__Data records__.
..............................

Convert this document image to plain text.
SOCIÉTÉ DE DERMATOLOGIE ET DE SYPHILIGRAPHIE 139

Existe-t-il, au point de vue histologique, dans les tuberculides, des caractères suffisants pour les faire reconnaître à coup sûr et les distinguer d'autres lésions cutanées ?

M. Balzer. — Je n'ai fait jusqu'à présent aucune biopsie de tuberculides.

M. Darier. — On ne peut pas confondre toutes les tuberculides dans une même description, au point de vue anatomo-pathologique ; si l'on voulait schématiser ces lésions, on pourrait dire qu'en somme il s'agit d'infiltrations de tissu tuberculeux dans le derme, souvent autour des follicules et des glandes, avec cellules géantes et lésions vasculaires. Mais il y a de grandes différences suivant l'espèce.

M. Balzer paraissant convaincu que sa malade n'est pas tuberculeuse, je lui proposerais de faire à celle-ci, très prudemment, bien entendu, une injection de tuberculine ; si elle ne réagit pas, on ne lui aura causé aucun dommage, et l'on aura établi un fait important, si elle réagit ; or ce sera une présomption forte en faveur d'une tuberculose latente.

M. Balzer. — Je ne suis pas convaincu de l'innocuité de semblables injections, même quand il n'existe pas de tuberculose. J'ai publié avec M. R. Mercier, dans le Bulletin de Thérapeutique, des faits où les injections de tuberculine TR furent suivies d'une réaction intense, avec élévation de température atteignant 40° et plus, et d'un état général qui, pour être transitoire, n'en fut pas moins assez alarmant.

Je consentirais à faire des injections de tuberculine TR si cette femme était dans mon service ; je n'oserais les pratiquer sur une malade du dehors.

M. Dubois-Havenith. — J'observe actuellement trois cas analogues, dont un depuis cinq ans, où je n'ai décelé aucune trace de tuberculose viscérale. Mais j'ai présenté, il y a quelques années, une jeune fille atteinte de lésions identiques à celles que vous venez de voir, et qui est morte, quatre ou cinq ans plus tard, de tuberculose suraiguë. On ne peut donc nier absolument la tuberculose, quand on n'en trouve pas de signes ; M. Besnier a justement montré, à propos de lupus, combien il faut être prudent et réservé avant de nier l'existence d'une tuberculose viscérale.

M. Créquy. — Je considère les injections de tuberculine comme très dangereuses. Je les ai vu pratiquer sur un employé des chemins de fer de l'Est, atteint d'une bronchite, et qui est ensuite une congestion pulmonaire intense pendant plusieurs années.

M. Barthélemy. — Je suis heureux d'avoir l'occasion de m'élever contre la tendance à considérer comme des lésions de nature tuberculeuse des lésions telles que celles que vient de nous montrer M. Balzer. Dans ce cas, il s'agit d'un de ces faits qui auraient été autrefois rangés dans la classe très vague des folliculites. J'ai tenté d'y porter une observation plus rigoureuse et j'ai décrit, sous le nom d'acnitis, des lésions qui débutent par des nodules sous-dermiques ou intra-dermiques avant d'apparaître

..............................

__Directions__. Note each line of the entries that has "même" in it, and copy those lines.

__Solution for this exercise__.
M. Darier. — On ne peut pas confondre toutes les tuberculides dans une même description, au point de vue anatomo-pathologique ; si l'on voulait schématiser ces lésions, on pourrait dire qu'en somme il s'agit d'infiltrations de tissu tuberculeux dans le derme, souvent autour des follicules et des glandes, avec cellules géantes et lésions vasculaires. Mais il y a de grandes différences suivant l'espèce.
M. Balzer. — Je ne suis pas convaincu de l'innocuité de semblables injections, même quand il n'existe pas de tuberculose. J'ai publié avec M. R. Mercier, dans le Bulletin de Thérapeutique, des faits où les injections de tuberculine TR furent suivies d'une réaction intense, avec élévation de température atteignant 40° et plus, et d'un état général qui, pour être transitoire, n'en fut pas moins assez alarmant.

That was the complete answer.